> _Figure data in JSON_
☆ ☆ ☆ ☆ ☆ ☆ ☆

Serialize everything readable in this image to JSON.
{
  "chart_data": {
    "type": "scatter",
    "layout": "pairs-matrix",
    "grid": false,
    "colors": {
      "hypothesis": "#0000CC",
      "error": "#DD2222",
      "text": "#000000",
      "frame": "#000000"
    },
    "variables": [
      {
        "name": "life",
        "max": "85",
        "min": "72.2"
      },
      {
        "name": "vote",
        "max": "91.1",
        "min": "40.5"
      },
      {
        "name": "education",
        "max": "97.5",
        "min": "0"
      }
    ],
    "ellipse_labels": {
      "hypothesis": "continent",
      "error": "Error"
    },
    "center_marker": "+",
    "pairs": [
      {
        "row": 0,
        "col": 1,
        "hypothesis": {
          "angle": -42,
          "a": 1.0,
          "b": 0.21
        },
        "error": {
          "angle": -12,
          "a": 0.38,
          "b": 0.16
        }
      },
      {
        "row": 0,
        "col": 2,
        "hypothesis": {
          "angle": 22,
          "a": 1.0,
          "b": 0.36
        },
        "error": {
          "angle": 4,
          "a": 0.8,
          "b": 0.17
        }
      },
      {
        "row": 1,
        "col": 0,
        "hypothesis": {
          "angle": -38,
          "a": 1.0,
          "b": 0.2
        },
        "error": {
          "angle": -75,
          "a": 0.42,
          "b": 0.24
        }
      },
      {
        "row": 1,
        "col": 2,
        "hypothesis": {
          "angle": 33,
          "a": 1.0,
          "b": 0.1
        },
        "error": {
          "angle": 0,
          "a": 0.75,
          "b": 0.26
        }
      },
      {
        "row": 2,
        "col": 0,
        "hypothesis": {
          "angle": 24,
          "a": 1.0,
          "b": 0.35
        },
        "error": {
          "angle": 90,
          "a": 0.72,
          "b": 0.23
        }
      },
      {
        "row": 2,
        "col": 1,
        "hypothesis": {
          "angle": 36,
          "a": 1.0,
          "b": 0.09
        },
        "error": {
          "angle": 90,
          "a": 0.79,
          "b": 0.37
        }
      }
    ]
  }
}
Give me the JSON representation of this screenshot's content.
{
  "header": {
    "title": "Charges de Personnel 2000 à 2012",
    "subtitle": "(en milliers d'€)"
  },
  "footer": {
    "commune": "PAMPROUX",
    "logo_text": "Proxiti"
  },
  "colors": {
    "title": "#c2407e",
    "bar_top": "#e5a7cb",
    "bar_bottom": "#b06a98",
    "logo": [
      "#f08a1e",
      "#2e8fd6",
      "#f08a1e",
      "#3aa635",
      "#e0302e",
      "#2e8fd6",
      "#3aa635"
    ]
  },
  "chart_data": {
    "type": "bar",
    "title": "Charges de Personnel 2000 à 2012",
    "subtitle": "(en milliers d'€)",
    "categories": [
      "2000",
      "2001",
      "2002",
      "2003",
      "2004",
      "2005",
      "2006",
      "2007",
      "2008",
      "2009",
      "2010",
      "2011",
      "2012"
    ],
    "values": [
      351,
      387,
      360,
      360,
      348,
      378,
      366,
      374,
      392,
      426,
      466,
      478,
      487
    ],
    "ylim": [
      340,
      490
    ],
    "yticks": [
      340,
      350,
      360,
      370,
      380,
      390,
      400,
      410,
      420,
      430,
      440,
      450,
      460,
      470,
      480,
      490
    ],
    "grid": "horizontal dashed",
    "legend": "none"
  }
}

☆ ☆ ☆ ☆ ☆ ☆ ☆

> _WORK TO COMPLETE_
Reproduce every record, matching each line exactly.

> _PROBLEM SOLUTION_
Serialize everything readable in this image to JSON.
{
  "chart_data": {
    "type": "scatter",
    "layout": "pairs-matrix",
    "grid": false,
    "colors": {
      "hypothesis": "#0000CC",
      "error": "#DD2222",
      "text": "#000000",
      "frame": "#000000"
    },
    "variables": [
      {
        "name": "life",
        "max": "85",
        "min": "72.2"
      },
      {
        "name": "vote",
        "max": "91.1",
        "min": "40.5"
      },
      {
        "name": "education",
        "max": "97.5",
        "min": "0"
      }
    ],
    "ellipse_labels": {
      "hypothesis": "continent",
      "error": "Error"
    },
    "center_marker": "+",
    "pairs": [
      {
        "row": 0,
        "col": 1,
        "hypothesis": {
          "angle": -42,
          "a": 1.0,
          "b": 0.21
        },
        "error": {
          "angle": -12,
          "a": 0.38,
          "b": 0.16
        }
      },
      {
        "row": 0,
        "col": 2,
        "hypothesis": {
          "angle": 22,
          "a": 1.0,
          "b": 0.36
        },
        "error": {
          "angle": 4,
          "a": 0.8,
          "b": 0.17
        }
      },
      {
        "row": 1,
        "col": 0,
        "hypothesis": {
          "angle": -38,
          "a": 1.0,
          "b": 0.2
        },
        "error": {
          "angle": -75,
          "a": 0.42,
          "b": 0.24
        }
      },
      {
        "row": 1,
        "col": 2,
        "hypothesis": {
          "angle": 33,
          "a": 1.0,
          "b": 0.1
        },
        "error": {
          "angle": 0,
          "a": 0.75,
          "b": 0.26
        }
      },
      {
        "row": 2,
        "col": 0,
        "hypothesis": {
          "angle": 24,
          "a": 1.0,
          "b": 0.35
        },
        "error": {
          "angle": 90,
          "a": 0.72,
          "b": 0.23
        }
      },
      {
        "row": 2,
        "col": 1,
        "hypothesis": {
          "angle": 36,
          "a": 1.0,
          "b": 0.09
        },
        "error": {
          "angle": 90,
          "a": 0.79,
          "b": 0.37
        }
      }
    ]
  }
}
Give me the JSON representation of this screenshot's content.
{
  "header": {
    "title": "Charges de Personnel 2000 à 2012",
    "subtitle": "(en milliers d'€)"
  },
  "footer": {
    "commune": "PAMPROUX",
    "logo_text": "Proxiti"
  },
  "colors": {
    "title": "#c2407e",
    "bar_top": "#e5a7cb",
    "bar_bottom": "#b06a98",
    "logo": [
      "#f08a1e",
      "#2e8fd6",
      "#f08a1e",
      "#3aa635",
      "#e0302e",
      "#2e8fd6",
      "#3aa635"
    ]
  },
  "chart_data": {
    "type": "bar",
    "title": "Charges de Personnel 2000 à 2012",
    "subtitle": "(en milliers d'€)",
    "categories": [
      "2000",
      "2001",
      "2002",
      "2003",
      "2004",
      "2005",
      "2006",
      "2007",
      "2008",
      "2009",
      "2010",
      "2011",
      "2012"
    ],
    "values": [
      351,
      387,
      360,
      360,
      348,
      378,
      366,
      374,
      392,
      426,
      466,
      478,
      487
    ],
    "ylim": [
      340,
      490
    ],
    "yticks": [
      340,
      350,
      360,
      370,
      380,
      390,
      400,
      410,
      420,
      430,
      440,
      450,
      460,
      470,
      480,
      490
    ],
    "grid": "horizontal dashed",
    "legend": "none"
  }
}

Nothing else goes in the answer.